### Directive:
Word for word, transcribe the lines below and drop the pictures.

Dataset items:
++++++++
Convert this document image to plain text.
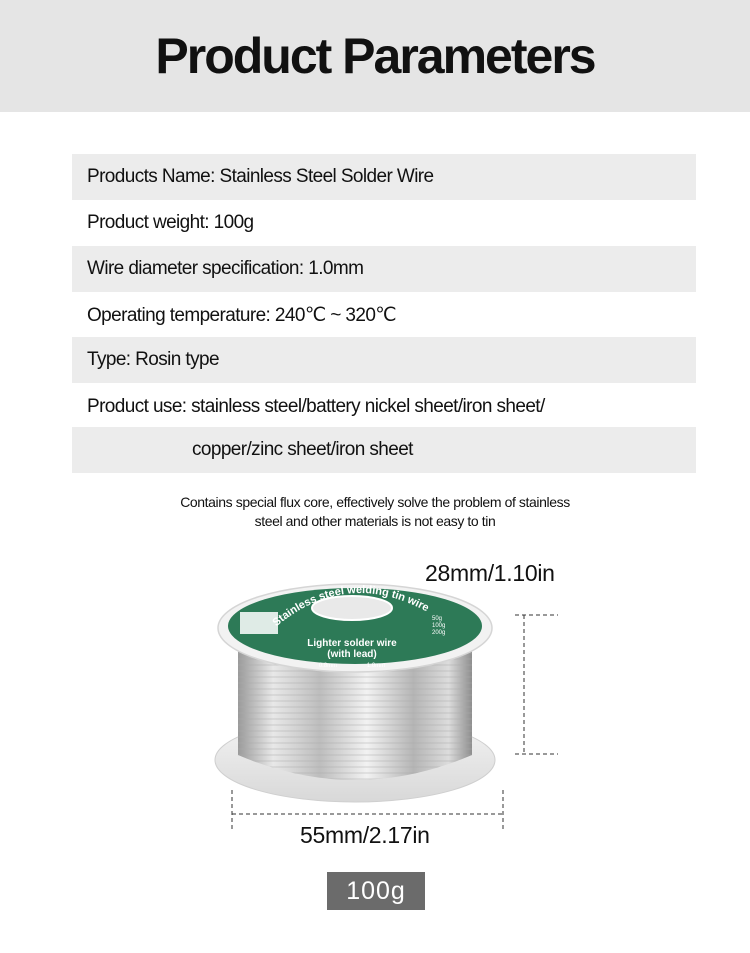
Product Parameters
Products Name: Stainless Steel Solder Wire
Product weight: 100g
Wire diameter specification: 1.0mm
Operating temperature: 240℃ ~ 320℃
Type: Rosin type
Product use: stainless steel/battery nickel sheet/iron sheet/
copper/zinc sheet/iron sheet
Contains special flux core, effectively solve the problem of stainless
steel and other materials is not easy to tin
Stainless steel welding tin wire
Lighter solder wire
(with lead)
0.8mm	1.0mm
50g
100g
200g
28mm/1.10in
55mm/2.17in
100g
++++++++
### Task solution:
Convert this document image to plain text.
Product Parameters
Products Name: Stainless Steel Solder Wire
Product weight: 100g
Wire diameter specification: 1.0mm
Operating temperature: 240℃ ~ 320℃
Type: Rosin type
Product use: stainless steel/battery nickel sheet/iron sheet/
copper/zinc sheet/iron sheet
Contains special flux core, effectively solve the problem of stainless
steel and other materials is not easy to tin
Stainless steel welding tin wire
Lighter solder wire
(with lead)
0.8mm	1.0mm
50g
100g
200g
28mm/1.10in
55mm/2.17in
100g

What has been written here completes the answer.